**Extract to read**:
+===+

- Conference: Southern Conference
- Record: 11–8 (3–3 SoCon)
- Head coach: Herman Stegeman (4th season);
- Captain: Ed Gurr

= 1922–23 Georgia Bulldogs basketball team =

American college basketball team season

The 1922–23 Georgia Bulldogs basketball team represented the University of Georgia as a member of the Southern Conference (SoCon) during the 1922–23 NCAA men's basketball season. Led by fourth-year head coach Herman Stegeman, the Bulldogs compiled an overall record of 11–8 with a mark of 3–3 in conference play, placing in a three-way tie for eighth in the SoCon. The team captain was Ed Gurr.

+===+

**Explore the material**:
1. Answer these questions using the text on the 1922–23 Georgia Bulldogs basketball team.
(a) Who was the team captain?
(b) What was the team's record in conference play?
(c) Where did the Bulldogs place in the Southern Conference?
2. Resume the text on the 1922–23 Georgia Bulldogs basketball team, picking up after its last sentence.

+===+

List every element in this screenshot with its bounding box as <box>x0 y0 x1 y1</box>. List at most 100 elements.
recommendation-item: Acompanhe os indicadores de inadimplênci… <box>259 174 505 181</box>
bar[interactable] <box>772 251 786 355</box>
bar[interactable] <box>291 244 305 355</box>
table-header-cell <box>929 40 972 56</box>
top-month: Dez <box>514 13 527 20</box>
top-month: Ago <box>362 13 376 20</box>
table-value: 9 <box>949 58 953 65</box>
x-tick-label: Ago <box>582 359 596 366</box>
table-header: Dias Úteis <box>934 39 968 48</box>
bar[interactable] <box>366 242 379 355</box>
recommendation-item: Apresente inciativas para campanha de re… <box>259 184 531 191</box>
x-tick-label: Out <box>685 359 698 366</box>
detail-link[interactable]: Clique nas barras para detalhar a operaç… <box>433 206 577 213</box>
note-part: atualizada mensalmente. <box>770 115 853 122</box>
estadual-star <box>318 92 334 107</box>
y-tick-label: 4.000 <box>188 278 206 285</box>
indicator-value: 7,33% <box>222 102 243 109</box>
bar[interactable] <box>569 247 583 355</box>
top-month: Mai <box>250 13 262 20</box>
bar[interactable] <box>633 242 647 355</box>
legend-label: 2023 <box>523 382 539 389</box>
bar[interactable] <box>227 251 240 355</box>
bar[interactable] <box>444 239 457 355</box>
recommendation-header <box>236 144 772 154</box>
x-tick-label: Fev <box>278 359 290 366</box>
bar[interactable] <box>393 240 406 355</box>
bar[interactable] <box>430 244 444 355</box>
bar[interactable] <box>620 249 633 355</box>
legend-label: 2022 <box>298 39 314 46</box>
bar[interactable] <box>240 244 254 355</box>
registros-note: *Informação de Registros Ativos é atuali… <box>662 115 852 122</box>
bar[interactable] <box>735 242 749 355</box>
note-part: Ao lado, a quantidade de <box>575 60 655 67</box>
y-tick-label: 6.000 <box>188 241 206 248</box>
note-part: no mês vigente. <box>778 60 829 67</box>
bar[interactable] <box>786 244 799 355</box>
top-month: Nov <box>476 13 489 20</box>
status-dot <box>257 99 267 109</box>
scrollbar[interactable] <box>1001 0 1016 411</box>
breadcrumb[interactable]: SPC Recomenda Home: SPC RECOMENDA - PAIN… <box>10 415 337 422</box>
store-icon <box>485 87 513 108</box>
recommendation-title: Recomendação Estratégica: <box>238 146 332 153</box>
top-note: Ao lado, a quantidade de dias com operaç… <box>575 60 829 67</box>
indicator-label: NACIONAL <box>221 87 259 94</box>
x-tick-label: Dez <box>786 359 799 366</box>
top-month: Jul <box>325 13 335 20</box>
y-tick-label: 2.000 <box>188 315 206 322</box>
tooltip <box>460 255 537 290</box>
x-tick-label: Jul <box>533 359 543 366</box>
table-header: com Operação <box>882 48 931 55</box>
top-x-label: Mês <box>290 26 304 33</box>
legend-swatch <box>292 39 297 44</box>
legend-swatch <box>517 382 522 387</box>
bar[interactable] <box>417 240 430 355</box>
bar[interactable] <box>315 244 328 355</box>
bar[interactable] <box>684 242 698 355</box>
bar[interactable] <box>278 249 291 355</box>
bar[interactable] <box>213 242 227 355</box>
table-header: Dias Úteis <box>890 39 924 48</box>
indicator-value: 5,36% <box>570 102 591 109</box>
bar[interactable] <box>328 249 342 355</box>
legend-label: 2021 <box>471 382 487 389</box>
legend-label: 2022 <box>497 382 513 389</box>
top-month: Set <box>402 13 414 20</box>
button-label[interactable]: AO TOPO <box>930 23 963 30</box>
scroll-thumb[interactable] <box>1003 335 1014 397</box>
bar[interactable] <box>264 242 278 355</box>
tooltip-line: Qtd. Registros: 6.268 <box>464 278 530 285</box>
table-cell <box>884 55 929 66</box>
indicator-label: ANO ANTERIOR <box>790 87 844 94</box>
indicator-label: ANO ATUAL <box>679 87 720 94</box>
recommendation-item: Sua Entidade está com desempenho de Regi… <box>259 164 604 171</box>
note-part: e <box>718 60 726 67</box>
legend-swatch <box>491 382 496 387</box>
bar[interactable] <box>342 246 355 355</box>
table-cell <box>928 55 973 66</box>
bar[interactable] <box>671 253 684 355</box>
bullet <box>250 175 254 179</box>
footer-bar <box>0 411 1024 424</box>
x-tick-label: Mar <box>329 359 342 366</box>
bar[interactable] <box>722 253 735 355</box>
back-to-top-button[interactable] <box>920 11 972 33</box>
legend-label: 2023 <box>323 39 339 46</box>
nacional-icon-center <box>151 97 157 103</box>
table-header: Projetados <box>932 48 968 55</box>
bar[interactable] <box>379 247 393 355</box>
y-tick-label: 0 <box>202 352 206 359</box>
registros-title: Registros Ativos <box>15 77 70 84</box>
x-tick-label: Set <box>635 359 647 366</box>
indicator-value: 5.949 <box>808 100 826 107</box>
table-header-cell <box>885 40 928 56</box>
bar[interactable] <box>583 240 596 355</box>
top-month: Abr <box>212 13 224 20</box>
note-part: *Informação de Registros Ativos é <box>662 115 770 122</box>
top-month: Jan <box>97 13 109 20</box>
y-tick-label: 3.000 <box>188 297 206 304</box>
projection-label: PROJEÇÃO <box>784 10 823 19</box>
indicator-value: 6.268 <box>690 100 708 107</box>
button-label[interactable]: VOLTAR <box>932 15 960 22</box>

+===+

**Numbered responses**:
1.
(a) Ed Gurr
(b) 3–3
(c) In a three-way tie for eighth

2.
==Schedule==

| Date time, TV | Opponent | Result | Record | Site city, state |
| 12/31/1922 | at Savannah YMCA | W 29-22 | 1–0 | Savannah, GA |
| 1/1/1923 | at Jax YMCA | W 30-27 | 2–0 | Jacksonville, GA |
| 1/2/1923 | at Albany YMCA | L 21-31 | 2–1 | Albany, GA |
| 1/3/1923 | at Camp Benning | L 17-25 | 2–2 |  |
| 1/11/1923 | at Clemson | W 29-20 | 3–2 | Clemson, SC |
| 1/12/1923 | at Furman | W 48-28 | 4–2 | Greenville, SC |
| 1/13/1923 | at Wofford | W 24-22 | 5–2 | Spartanburg, SC |
| 1/24/1923 | at Wofford | W 45-28 | 6–2 | Spartanburg, SC |
| 1/27/1923 | Auburn | W 35-29 | 7–2 | Athens, GA |
| 2/1/1923 | at Vanderbilt | L 16-25 | 7–3 | Nashville, TN |
| 2/2/1923 | at Tennessee | L 26-30 | 7–4 | Knoxville, TN |
| 2/3/1923 | at Kentucky | W 23-19 | 8–4 | Lexington, KY |
| 2/9/1923 | at Auburn | L 16-45 | 8–5 | Auburn, AL |
| 2/10/1923 | at A.A.C. | W 34-30 | 9–5 |  |
| 2/16/1923 | at Mercer | L 11-31 | 9–6 | Macon, GA |
| 2/17/1923 | at Mercer | W 29-28 | 10–6 | Macon, GA |
| 2/22/1923 | A.A.C. | L 25-30 | 10–7 | Athens, GA |
| 2/27/1923 | Tennessee | W 23-19 | 11–7 | Athens, GA |
| 2/28/1923 | Georgia Tech | L 22-27 | 11–8 | Athens, GA |
*Non-conference game. (#) Tournament seedings in parentheses.